### SHORT EXERCISE A:
According to the logboat text, when does oak become common in the record?

### TEXT SEGMENT:

--- start ---

After 1251, oak was “(b)y far the commonest timber tree in nearly all kinds of woodland” (Rackham, 1980:145). It is important to note the qualifier “timber” in this statement. Starting in the Neolithic, many trees that were not valued as timber were coppiced to produce a steady supply of “wood” and constituted major components of many woodlands (Rackham, 1995:38, passim). Had they been valued for construction purposes, trees such as alder and poplar could have been allowed to grow to timber.

Little oak grew in the Scottish Highlands, but Scots pine was among the major forest communities there (Rackham, 1980; Mowat, 1996:6, 114-115, 129). Gregory states that oak was the only readily available, suitable tree for logboats in Ireland (1997:168-170), but this ignores alder and poplar, both of which are native (Tree Council of Ireland, no date a, no date b). As in the case of Britain, alder, poplar, and perhaps other genera might have been used, had they been managed for timber.

In summary, other tree types suitable for the construction of logboats were available across much of Britain and Ireland throughout the logboat era. Logboat builders’ material choice was not limited to oak by lack of alternatives.

Differential Preservation

Differential preservation was mooted as an explanation for the preponderance of oak in the archaeological record in the first modern, comprehensive study of logboats in the region. Writing of England and Wales, McGrail stated, “allowance must be made for possible bias in the survey, due to oak’s greater durability” (1978a:309. See also Rackham 1980:18; Rogers, 2011:196).

Others have noted that several of the earliest boats in the records of Europe and the British Isles are of non-oak genera, concluding that these other woods would probably appear more frequently in later finds had they been used (Gregory, 1997:168, 171; Lanting, 1997:631; Rogers, 2011). Instead, the record shows not differential preservation, but an evolution in wood choice. “The oldest logboats, from Pesse (NL), Nandy l and 2 (Fr) and Noyen-sur-Seine (Fr) are made of pine. This is certainly not a coincidence. Before 8000 BP, in northwestern Europe pine was the only tree of sufficient length and diameter available for this purpose. During the Later Mesolithic a clear preference existed for soft and easily workable wood such as lime, alder and poplar/aspen” (Lanting, 1997-1998:645). Oak becomes common in the record only with the arrival of the Neolithic.

--- end ---

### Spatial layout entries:
--- start ---

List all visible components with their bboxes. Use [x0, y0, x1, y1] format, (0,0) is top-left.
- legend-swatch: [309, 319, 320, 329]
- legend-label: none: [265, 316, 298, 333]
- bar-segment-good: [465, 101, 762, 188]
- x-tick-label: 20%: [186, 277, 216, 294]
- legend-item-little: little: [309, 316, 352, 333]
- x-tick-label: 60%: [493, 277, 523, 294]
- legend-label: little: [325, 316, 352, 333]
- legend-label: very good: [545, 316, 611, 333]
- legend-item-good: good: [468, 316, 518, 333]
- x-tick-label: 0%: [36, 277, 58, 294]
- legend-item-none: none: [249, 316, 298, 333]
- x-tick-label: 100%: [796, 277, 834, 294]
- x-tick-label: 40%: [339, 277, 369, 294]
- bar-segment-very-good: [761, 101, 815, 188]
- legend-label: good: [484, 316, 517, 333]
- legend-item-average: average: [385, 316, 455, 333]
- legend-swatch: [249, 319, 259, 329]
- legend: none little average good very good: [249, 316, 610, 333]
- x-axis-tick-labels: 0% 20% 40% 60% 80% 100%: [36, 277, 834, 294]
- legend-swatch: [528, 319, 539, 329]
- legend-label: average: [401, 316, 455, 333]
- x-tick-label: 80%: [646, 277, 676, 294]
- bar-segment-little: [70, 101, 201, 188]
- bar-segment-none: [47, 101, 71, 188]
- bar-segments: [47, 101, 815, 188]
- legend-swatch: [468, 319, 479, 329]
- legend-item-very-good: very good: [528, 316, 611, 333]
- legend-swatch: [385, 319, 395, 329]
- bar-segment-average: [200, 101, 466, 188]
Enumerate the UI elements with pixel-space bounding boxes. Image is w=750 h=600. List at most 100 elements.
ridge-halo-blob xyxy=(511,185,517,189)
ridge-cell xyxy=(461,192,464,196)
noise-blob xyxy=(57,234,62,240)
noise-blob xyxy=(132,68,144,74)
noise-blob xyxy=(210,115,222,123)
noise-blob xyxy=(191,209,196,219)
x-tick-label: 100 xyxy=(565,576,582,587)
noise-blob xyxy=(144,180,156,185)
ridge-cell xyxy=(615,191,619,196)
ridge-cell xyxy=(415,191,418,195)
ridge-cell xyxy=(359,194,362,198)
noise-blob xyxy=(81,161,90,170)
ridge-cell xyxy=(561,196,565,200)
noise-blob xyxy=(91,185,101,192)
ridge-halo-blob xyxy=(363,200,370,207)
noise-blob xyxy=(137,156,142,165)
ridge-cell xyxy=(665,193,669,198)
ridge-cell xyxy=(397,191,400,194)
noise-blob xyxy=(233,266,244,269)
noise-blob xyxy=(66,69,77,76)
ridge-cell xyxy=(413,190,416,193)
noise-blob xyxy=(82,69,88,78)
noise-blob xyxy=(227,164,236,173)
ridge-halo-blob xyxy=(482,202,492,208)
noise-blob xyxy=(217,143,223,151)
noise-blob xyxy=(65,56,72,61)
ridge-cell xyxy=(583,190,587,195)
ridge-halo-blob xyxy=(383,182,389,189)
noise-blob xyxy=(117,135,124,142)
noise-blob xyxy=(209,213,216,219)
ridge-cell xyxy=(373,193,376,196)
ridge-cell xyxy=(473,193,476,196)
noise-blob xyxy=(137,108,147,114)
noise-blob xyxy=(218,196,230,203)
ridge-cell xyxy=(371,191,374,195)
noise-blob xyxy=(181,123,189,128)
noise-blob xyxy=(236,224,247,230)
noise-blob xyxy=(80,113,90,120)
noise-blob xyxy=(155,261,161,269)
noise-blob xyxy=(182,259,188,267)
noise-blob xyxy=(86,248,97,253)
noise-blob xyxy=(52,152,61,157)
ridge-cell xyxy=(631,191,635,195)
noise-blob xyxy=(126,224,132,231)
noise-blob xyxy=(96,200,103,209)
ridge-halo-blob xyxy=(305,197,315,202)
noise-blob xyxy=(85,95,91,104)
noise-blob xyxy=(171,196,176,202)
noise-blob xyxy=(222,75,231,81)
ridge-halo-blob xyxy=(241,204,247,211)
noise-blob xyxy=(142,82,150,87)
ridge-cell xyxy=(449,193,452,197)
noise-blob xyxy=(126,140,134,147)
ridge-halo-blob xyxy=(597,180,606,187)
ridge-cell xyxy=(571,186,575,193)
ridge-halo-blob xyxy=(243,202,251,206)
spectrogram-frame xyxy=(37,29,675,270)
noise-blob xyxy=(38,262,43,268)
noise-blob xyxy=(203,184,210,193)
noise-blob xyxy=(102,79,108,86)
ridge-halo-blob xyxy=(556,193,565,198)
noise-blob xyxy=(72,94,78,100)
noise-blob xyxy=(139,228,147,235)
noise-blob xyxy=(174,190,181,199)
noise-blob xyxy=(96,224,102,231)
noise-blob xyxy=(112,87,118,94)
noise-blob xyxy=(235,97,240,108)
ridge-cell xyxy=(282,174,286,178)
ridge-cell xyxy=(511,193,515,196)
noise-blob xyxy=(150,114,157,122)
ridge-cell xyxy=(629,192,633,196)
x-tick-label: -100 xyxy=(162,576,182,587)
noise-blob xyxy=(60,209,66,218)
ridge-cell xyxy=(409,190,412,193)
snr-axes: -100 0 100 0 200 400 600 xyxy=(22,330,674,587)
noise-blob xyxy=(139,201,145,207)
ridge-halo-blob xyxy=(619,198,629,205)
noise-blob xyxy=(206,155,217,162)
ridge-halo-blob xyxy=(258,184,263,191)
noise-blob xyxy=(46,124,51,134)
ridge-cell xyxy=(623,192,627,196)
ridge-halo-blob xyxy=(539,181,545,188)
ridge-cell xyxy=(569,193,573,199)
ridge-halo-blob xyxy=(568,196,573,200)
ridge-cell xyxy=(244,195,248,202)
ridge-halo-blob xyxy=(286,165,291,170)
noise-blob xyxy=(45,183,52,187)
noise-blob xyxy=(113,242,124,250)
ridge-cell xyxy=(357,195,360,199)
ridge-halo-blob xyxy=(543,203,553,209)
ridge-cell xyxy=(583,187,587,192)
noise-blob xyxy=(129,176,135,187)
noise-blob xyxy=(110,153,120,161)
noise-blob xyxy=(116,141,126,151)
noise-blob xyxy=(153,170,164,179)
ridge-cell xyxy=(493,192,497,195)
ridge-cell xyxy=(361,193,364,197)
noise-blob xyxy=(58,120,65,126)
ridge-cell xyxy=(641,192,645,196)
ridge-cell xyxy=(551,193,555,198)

--- end ---

### SHORT EXERCISE B:
Extract the lines of the rows from the first one through the line containing "- legend-label: very", including both, and reproduce them verbatim.

### WORKED SOLUTION A:
Only with the arrival of the Neolithic.

### WORKED SOLUTION B:
List all visible components with their bboxes. Use [x0, y0, x1, y1] format, (0,0) is top-left.
- legend-swatch: [309, 319, 320, 329]
- legend-label: none: [265, 316, 298, 333]
- bar-segment-good: [465, 101, 762, 188]
- x-tick-label: 20%: [186, 277, 216, 294]
- legend-item-little: little: [309, 316, 352, 333]
- x-tick-label: 60%: [493, 277, 523, 294]
- legend-label: little: [325, 316, 352, 333]
- legend-label: very good: [545, 316, 611, 333]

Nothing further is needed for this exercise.